* start *

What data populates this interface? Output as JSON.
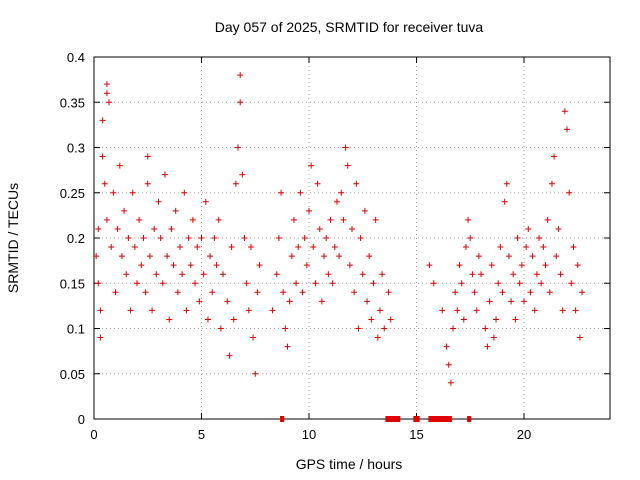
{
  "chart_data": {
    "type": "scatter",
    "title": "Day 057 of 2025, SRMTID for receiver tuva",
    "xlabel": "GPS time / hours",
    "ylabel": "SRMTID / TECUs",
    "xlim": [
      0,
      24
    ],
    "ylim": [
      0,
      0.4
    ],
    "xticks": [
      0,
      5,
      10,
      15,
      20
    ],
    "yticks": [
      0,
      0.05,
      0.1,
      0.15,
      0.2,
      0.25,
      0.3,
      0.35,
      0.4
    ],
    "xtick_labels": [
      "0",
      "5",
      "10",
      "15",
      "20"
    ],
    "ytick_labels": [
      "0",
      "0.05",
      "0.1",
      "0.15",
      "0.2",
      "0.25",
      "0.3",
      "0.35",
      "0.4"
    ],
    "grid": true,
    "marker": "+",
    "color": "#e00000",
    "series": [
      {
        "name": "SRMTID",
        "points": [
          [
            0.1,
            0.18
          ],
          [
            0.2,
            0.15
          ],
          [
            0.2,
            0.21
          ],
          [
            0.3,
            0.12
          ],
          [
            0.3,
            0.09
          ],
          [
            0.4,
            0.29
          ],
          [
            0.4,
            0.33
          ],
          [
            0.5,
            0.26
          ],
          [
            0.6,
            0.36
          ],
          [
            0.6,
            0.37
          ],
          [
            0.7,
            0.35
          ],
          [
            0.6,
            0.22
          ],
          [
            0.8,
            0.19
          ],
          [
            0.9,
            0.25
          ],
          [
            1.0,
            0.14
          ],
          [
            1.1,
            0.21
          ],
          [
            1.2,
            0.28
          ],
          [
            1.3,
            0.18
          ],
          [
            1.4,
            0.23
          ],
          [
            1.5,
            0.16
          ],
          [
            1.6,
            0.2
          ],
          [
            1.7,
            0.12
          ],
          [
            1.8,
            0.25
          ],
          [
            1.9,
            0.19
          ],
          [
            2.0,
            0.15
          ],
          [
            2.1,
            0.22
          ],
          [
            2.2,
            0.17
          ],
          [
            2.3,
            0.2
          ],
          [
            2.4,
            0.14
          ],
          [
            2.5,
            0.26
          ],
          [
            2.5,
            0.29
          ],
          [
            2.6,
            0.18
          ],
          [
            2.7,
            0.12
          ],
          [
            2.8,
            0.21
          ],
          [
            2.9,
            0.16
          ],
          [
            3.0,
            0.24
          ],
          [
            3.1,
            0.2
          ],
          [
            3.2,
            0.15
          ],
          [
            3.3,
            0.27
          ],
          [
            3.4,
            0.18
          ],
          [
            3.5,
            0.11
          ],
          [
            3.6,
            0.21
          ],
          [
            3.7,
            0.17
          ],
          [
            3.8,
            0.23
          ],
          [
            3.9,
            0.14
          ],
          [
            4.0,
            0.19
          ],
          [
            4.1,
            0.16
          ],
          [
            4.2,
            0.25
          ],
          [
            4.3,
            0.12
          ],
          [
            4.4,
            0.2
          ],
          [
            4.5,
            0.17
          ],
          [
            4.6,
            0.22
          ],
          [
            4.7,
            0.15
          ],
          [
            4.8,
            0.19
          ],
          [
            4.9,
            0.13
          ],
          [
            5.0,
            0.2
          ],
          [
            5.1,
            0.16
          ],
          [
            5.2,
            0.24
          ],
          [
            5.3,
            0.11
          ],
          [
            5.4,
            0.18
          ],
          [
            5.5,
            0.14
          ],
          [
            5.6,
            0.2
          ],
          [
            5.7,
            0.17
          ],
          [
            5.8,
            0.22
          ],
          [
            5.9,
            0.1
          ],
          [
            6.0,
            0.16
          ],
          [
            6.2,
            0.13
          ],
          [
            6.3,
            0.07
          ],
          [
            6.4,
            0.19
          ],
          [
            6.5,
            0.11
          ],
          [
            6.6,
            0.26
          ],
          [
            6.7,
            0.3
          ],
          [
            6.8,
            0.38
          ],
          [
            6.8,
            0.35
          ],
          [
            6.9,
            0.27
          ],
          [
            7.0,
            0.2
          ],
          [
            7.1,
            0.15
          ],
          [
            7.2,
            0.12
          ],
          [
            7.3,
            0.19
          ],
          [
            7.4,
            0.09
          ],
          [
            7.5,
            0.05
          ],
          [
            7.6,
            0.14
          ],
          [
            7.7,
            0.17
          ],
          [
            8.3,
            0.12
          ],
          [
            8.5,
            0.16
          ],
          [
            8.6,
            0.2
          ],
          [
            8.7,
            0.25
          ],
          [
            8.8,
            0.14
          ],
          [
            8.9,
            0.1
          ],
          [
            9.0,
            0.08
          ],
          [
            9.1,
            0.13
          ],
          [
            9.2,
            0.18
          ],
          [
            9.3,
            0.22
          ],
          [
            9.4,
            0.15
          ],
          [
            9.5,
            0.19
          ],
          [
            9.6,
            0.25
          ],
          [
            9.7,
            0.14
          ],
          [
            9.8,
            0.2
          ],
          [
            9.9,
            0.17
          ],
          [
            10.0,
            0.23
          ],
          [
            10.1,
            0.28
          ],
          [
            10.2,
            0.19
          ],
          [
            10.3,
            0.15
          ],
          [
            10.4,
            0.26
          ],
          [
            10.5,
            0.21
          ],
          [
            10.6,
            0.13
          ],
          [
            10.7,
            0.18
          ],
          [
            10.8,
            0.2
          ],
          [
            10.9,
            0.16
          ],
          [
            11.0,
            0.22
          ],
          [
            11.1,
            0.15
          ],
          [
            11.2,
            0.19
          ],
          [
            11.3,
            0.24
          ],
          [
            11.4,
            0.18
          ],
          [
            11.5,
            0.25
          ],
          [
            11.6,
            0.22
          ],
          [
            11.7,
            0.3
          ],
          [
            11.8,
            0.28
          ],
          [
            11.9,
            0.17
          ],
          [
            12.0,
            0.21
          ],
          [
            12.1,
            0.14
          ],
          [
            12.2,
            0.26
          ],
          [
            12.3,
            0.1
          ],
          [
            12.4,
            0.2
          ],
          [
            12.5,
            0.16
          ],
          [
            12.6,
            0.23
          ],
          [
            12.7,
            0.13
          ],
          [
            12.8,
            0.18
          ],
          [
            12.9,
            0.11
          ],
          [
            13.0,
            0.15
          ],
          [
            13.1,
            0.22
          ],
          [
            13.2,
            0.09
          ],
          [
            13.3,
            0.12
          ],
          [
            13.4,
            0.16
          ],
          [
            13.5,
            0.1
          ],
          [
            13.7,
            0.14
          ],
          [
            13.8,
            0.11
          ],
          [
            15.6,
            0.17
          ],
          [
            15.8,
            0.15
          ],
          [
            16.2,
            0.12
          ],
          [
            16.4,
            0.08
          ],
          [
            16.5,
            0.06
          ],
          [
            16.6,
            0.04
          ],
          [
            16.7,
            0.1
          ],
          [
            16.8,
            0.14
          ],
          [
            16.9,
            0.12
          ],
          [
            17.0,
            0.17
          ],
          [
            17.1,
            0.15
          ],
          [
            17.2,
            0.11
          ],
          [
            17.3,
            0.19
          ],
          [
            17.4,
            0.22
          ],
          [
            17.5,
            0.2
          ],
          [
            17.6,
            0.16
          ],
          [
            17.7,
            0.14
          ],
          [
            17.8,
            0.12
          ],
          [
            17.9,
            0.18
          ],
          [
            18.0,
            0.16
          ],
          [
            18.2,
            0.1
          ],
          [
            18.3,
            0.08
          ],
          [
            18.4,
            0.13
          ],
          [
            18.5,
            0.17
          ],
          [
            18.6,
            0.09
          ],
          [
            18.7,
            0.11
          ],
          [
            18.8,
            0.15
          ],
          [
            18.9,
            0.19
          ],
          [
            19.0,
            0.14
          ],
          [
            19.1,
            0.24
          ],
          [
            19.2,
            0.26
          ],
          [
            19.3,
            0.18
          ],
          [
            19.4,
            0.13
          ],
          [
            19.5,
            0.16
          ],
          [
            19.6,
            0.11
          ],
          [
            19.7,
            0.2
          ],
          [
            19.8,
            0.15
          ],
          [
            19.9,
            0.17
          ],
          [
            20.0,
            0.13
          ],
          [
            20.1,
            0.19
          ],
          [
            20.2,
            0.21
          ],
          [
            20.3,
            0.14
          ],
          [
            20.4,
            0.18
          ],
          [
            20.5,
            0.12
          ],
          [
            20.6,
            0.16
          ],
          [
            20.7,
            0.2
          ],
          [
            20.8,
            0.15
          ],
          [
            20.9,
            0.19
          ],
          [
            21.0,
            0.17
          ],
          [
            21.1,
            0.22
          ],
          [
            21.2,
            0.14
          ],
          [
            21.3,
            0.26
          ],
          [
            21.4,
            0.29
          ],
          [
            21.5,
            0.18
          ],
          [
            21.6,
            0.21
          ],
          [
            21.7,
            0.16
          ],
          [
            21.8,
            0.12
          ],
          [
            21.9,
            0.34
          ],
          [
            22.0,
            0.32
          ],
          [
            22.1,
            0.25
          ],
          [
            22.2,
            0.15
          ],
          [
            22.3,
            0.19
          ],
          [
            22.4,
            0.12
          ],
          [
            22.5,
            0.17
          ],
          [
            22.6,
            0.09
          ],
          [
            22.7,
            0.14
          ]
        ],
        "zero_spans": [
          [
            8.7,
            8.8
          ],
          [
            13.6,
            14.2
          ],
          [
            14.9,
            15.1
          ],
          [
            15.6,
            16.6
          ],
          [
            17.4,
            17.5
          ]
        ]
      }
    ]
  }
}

* end *

WHAT IS ASKED =
Out of the preceding entries, pull every line containing the string "SRMTID".

EXPECTED OUTPUT =
    "title": "Day 057 of 2025, SRMTID for receiver tuva",
    "ylabel": "SRMTID / TECUs",
        "name": "SRMTID",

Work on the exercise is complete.